--- Exercise task ---
Among the lines below, count those containing the word "JSON". Give the number only.

--- Task inputs ---
======

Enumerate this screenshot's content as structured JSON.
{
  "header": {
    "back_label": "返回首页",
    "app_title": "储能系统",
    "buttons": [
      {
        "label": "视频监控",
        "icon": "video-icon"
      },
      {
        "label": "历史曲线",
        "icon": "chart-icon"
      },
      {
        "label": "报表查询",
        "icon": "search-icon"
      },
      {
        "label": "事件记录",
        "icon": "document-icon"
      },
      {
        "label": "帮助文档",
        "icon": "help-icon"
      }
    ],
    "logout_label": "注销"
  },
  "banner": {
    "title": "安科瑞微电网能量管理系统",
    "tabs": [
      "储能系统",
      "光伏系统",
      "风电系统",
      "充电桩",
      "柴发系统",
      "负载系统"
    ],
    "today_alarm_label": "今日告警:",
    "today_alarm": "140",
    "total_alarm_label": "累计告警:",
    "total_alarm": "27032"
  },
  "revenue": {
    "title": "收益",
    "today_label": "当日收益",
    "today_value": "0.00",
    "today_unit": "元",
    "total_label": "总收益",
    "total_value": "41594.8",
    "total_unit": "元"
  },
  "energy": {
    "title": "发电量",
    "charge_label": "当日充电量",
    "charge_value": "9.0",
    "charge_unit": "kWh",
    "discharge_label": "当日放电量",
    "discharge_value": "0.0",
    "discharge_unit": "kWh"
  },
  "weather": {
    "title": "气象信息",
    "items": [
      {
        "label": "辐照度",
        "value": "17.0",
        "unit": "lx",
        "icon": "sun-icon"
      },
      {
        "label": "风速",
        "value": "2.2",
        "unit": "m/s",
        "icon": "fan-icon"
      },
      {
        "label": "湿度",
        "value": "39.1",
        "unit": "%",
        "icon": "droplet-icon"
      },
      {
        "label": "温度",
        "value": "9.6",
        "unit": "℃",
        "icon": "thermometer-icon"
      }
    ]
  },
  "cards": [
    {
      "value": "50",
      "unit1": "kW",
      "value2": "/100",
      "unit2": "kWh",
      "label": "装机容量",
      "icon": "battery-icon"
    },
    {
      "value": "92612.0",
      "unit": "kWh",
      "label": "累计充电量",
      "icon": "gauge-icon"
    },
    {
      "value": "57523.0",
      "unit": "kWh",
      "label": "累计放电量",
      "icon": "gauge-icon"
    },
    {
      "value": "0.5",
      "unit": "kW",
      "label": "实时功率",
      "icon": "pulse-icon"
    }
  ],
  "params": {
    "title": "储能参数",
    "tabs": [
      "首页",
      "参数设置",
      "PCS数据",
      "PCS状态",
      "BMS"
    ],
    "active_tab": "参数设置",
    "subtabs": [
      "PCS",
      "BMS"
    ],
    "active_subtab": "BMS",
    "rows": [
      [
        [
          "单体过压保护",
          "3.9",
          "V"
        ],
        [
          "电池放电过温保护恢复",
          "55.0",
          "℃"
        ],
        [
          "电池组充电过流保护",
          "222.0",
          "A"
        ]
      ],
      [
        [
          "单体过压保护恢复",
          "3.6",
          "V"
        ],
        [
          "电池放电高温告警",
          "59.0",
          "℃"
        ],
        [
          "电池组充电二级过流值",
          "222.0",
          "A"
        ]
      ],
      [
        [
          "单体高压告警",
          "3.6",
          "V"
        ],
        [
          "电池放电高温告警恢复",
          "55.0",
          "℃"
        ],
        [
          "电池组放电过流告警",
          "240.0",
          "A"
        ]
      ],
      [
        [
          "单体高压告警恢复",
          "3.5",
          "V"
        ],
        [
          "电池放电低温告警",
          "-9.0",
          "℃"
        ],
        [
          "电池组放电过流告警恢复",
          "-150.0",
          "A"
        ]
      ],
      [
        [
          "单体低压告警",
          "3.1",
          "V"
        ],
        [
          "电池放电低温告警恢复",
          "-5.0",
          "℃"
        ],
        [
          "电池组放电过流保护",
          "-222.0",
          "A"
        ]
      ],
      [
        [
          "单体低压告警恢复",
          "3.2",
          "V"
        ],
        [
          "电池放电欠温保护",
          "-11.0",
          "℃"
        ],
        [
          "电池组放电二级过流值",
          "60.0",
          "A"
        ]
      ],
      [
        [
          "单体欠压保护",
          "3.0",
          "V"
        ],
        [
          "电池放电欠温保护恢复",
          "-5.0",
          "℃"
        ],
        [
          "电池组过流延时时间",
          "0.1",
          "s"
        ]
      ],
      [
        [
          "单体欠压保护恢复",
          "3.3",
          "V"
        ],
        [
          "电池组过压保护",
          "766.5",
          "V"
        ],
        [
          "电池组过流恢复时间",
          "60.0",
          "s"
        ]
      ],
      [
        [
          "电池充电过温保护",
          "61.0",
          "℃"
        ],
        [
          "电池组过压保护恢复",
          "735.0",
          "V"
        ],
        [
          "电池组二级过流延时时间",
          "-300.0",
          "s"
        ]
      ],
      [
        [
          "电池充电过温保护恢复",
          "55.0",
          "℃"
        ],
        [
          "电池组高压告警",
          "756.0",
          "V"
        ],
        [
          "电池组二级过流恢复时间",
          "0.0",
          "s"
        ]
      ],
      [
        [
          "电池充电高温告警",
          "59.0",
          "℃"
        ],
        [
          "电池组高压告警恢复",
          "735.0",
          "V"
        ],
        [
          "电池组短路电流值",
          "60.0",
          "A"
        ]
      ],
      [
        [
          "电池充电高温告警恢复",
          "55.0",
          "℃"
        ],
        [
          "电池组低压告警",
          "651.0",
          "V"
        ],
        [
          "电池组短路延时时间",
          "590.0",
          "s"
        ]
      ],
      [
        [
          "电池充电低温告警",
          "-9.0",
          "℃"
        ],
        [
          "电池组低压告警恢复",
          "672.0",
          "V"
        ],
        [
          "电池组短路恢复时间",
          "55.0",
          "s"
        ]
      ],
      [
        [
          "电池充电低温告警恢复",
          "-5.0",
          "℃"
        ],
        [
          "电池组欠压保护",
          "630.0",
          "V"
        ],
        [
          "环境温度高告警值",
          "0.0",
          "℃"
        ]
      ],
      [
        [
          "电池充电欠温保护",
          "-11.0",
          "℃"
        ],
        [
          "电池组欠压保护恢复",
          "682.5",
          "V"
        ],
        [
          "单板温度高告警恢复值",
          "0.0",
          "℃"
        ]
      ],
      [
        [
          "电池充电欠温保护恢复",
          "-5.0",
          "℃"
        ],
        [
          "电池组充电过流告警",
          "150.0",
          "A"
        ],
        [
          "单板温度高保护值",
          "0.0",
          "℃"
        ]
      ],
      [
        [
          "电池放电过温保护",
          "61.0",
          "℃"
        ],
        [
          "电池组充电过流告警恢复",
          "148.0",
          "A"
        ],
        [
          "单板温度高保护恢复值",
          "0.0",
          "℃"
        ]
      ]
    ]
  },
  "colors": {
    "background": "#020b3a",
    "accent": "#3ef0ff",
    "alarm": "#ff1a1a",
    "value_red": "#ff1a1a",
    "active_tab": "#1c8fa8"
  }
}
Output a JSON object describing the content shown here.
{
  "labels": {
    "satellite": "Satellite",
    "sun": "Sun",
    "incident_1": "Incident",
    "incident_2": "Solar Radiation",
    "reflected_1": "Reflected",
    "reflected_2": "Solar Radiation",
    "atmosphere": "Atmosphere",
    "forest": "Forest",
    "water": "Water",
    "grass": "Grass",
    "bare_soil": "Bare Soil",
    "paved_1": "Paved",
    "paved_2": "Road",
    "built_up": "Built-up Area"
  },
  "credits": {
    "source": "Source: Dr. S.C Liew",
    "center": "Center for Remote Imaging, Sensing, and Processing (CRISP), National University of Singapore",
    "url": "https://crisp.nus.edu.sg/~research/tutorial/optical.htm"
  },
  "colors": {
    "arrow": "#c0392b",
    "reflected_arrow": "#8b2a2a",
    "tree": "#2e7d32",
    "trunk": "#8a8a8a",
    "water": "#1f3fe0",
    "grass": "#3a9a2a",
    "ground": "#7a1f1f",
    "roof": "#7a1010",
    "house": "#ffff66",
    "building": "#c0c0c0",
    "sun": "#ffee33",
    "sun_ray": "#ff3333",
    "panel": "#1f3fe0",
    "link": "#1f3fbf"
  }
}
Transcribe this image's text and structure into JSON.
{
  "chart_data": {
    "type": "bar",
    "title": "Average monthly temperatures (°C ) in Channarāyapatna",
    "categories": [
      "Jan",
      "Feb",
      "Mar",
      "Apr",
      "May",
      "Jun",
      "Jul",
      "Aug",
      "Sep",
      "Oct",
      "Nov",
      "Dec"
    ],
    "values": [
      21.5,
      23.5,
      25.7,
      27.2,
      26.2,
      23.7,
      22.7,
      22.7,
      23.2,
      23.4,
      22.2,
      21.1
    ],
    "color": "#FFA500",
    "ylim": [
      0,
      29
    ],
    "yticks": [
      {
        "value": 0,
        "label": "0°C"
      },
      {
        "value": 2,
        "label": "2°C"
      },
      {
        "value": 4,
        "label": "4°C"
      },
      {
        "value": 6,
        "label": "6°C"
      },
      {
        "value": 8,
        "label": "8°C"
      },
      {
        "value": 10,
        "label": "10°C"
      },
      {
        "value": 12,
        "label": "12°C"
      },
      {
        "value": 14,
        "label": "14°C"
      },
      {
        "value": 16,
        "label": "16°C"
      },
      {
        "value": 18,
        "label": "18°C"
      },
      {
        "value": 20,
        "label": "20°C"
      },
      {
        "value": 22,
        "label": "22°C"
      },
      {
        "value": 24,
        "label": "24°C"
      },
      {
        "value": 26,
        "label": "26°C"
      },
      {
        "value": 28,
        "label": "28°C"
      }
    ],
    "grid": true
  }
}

======

--- Answer to the exercise ---
3